▶ **Source material**
-- begin --

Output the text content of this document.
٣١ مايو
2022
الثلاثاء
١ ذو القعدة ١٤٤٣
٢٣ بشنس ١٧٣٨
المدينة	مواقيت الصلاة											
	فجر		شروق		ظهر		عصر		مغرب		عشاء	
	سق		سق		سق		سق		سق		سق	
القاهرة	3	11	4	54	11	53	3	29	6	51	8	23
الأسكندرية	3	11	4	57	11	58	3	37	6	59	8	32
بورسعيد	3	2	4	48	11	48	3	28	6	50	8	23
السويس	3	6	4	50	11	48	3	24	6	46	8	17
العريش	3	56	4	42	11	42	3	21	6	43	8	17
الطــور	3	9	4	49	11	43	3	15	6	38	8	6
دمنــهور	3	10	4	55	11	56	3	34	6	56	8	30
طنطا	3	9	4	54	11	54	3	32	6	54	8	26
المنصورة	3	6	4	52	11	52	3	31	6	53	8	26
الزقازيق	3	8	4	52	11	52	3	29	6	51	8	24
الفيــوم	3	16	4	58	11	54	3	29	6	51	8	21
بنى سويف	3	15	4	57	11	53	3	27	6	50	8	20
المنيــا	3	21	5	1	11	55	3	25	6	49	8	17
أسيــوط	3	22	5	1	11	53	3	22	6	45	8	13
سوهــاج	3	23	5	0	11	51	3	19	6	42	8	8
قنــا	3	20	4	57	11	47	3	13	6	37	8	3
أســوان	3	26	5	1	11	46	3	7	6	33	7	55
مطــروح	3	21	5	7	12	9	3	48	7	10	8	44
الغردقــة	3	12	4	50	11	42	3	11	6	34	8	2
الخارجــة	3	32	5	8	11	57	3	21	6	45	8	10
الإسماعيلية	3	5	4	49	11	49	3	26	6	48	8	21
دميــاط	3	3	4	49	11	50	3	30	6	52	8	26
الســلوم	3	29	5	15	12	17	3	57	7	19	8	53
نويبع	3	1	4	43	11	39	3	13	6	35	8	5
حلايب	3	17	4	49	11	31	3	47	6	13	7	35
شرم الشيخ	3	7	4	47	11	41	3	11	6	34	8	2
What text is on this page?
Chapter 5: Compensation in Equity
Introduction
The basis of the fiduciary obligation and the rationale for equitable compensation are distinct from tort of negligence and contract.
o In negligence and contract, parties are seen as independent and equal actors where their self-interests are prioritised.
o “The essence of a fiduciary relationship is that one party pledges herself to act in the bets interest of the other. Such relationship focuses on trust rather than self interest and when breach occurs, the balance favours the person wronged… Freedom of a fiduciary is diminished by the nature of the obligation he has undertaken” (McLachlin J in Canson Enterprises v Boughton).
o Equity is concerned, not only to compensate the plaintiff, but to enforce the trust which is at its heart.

-- end --

▶ **Set task**
Extract all the entries word for word.

▶ **Answer to the exercise**
Output the text content of this document.
٣١ مايو
2022
الثلاثاء
١ ذو القعدة ١٤٤٣
٢٣ بشنس ١٧٣٨
المدينة	مواقيت الصلاة											
	فجر		شروق		ظهر		عصر		مغرب		عشاء	
	سق		سق		سق		سق		سق		سق	
القاهرة	3	11	4	54	11	53	3	29	6	51	8	23
الأسكندرية	3	11	4	57	11	58	3	37	6	59	8	32
بورسعيد	3	2	4	48	11	48	3	28	6	50	8	23
السويس	3	6	4	50	11	48	3	24	6	46	8	17
العريش	3	56	4	42	11	42	3	21	6	43	8	17
الطــور	3	9	4	49	11	43	3	15	6	38	8	6
دمنــهور	3	10	4	55	11	56	3	34	6	56	8	30
طنطا	3	9	4	54	11	54	3	32	6	54	8	26
المنصورة	3	6	4	52	11	52	3	31	6	53	8	26
الزقازيق	3	8	4	52	11	52	3	29	6	51	8	24
الفيــوم	3	16	4	58	11	54	3	29	6	51	8	21
بنى سويف	3	15	4	57	11	53	3	27	6	50	8	20
المنيــا	3	21	5	1	11	55	3	25	6	49	8	17
أسيــوط	3	22	5	1	11	53	3	22	6	45	8	13
سوهــاج	3	23	5	0	11	51	3	19	6	42	8	8
قنــا	3	20	4	57	11	47	3	13	6	37	8	3
أســوان	3	26	5	1	11	46	3	7	6	33	7	55
مطــروح	3	21	5	7	12	9	3	48	7	10	8	44
الغردقــة	3	12	4	50	11	42	3	11	6	34	8	2
الخارجــة	3	32	5	8	11	57	3	21	6	45	8	10
الإسماعيلية	3	5	4	49	11	49	3	26	6	48	8	21
دميــاط	3	3	4	49	11	50	3	30	6	52	8	26
الســلوم	3	29	5	15	12	17	3	57	7	19	8	53
نويبع	3	1	4	43	11	39	3	13	6	35	8	5
حلايب	3	17	4	49	11	31	3	47	6	13	7	35
شرم الشيخ	3	7	4	47	11	41	3	11	6	34	8	2
What text is on this page?
Chapter 5: Compensation in Equity
Introduction
The basis of the fiduciary obligation and the rationale for equitable compensation are distinct from tort of negligence and contract.
o In negligence and contract, parties are seen as independent and equal actors where their self-interests are prioritised.
o “The essence of a fiduciary relationship is that one party pledges herself to act in the bets interest of the other. Such relationship focuses on trust rather than self interest and when breach occurs, the balance favours the person wronged… Freedom of a fiduciary is diminished by the nature of the obligation he has undertaken” (McLachlin J in Canson Enterprises v Boughton).
o Equity is concerned, not only to compensate the plaintiff, but to enforce the trust which is at its heart.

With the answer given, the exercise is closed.